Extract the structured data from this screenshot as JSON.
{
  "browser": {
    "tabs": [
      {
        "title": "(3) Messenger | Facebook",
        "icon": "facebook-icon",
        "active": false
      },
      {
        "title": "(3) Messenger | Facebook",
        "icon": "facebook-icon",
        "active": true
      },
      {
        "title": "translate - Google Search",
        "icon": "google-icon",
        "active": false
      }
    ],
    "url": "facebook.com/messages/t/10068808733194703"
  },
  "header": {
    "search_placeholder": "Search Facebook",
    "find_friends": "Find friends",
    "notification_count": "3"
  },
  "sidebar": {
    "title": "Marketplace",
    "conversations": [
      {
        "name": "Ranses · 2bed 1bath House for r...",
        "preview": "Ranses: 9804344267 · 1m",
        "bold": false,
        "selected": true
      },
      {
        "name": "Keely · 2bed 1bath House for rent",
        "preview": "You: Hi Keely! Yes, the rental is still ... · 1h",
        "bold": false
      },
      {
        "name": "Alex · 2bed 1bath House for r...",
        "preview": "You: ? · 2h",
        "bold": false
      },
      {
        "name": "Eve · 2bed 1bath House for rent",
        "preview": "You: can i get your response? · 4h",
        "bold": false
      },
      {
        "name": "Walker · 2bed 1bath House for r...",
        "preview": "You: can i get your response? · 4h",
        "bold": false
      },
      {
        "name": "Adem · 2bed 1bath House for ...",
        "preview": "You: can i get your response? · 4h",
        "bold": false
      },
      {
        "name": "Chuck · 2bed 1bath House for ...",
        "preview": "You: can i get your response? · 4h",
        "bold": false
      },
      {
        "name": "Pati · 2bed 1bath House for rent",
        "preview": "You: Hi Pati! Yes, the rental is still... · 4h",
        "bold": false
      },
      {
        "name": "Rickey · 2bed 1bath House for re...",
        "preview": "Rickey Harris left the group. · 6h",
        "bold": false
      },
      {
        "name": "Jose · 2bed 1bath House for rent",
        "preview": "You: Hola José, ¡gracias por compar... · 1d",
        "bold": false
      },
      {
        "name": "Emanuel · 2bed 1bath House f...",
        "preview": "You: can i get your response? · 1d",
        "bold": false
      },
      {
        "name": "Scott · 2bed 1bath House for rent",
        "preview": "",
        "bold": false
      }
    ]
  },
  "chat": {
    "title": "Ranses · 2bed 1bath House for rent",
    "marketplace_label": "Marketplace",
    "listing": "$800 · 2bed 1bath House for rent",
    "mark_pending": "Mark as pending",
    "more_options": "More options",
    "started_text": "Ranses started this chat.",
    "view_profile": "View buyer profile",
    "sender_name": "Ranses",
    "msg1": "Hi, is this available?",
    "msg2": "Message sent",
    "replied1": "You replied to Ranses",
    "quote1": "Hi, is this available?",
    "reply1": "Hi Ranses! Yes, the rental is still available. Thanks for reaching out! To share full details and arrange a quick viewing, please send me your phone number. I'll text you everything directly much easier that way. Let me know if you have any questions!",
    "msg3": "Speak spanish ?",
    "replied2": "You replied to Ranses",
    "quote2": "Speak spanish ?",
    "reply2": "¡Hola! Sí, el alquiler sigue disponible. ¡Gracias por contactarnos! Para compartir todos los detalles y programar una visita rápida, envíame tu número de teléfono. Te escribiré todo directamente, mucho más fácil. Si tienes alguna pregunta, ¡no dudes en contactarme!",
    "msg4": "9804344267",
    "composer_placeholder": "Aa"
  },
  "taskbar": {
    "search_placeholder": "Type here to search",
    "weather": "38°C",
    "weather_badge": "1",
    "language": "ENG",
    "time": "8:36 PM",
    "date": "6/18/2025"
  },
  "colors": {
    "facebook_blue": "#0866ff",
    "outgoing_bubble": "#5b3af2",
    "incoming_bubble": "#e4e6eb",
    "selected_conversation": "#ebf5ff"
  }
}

__Your objective__: Reproduce each record exactly as it appears.

__Task answer__:
Extract the structured data from this screenshot as JSON.
{
  "browser": {
    "tabs": [
      {
        "title": "(3) Messenger | Facebook",
        "icon": "facebook-icon",
        "active": false
      },
      {
        "title": "(3) Messenger | Facebook",
        "icon": "facebook-icon",
        "active": true
      },
      {
        "title": "translate - Google Search",
        "icon": "google-icon",
        "active": false
      }
    ],
    "url": "facebook.com/messages/t/10068808733194703"
  },
  "header": {
    "search_placeholder": "Search Facebook",
    "find_friends": "Find friends",
    "notification_count": "3"
  },
  "sidebar": {
    "title": "Marketplace",
    "conversations": [
      {
        "name": "Ranses · 2bed 1bath House for r...",
        "preview": "Ranses: 9804344267 · 1m",
        "bold": false,
        "selected": true
      },
      {
        "name": "Keely · 2bed 1bath House for rent",
        "preview": "You: Hi Keely! Yes, the rental is still ... · 1h",
        "bold": false
      },
      {
        "name": "Alex · 2bed 1bath House for r...",
        "preview": "You: ? · 2h",
        "bold": false
      },
      {
        "name": "Eve · 2bed 1bath House for rent",
        "preview": "You: can i get your response? · 4h",
        "bold": false
      },
      {
        "name": "Walker · 2bed 1bath House for r...",
        "preview": "You: can i get your response? · 4h",
        "bold": false
      },
      {
        "name": "Adem · 2bed 1bath House for ...",
        "preview": "You: can i get your response? · 4h",
        "bold": false
      },
      {
        "name": "Chuck · 2bed 1bath House for ...",
        "preview": "You: can i get your response? · 4h",
        "bold": false
      },
      {
        "name": "Pati · 2bed 1bath House for rent",
        "preview": "You: Hi Pati! Yes, the rental is still... · 4h",
        "bold": false
      },
      {
        "name": "Rickey · 2bed 1bath House for re...",
        "preview": "Rickey Harris left the group. · 6h",
        "bold": false
      },
      {
        "name": "Jose · 2bed 1bath House for rent",
        "preview": "You: Hola José, ¡gracias por compar... · 1d",
        "bold": false
      },
      {
        "name": "Emanuel · 2bed 1bath House f...",
        "preview": "You: can i get your response? · 1d",
        "bold": false
      },
      {
        "name": "Scott · 2bed 1bath House for rent",
        "preview": "",
        "bold": false
      }
    ]
  },
  "chat": {
    "title": "Ranses · 2bed 1bath House for rent",
    "marketplace_label": "Marketplace",
    "listing": "$800 · 2bed 1bath House for rent",
    "mark_pending": "Mark as pending",
    "more_options": "More options",
    "started_text": "Ranses started this chat.",
    "view_profile": "View buyer profile",
    "sender_name": "Ranses",
    "msg1": "Hi, is this available?",
    "msg2": "Message sent",
    "replied1": "You replied to Ranses",
    "quote1": "Hi, is this available?",
    "reply1": "Hi Ranses! Yes, the rental is still available. Thanks for reaching out! To share full details and arrange a quick viewing, please send me your phone number. I'll text you everything directly much easier that way. Let me know if you have any questions!",
    "msg3": "Speak spanish ?",
    "replied2": "You replied to Ranses",
    "quote2": "Speak spanish ?",
    "reply2": "¡Hola! Sí, el alquiler sigue disponible. ¡Gracias por contactarnos! Para compartir todos los detalles y programar una visita rápida, envíame tu número de teléfono. Te escribiré todo directamente, mucho más fácil. Si tienes alguna pregunta, ¡no dudes en contactarme!",
    "msg4": "9804344267",
    "composer_placeholder": "Aa"
  },
  "taskbar": {
    "search_placeholder": "Type here to search",
    "weather": "38°C",
    "weather_badge": "1",
    "language": "ENG",
    "time": "8:36 PM",
    "date": "6/18/2025"
  },
  "colors": {
    "facebook_blue": "#0866ff",
    "outgoing_bubble": "#5b3af2",
    "incoming_bubble": "#e4e6eb",
    "selected_conversation": "#ebf5ff"
  }
}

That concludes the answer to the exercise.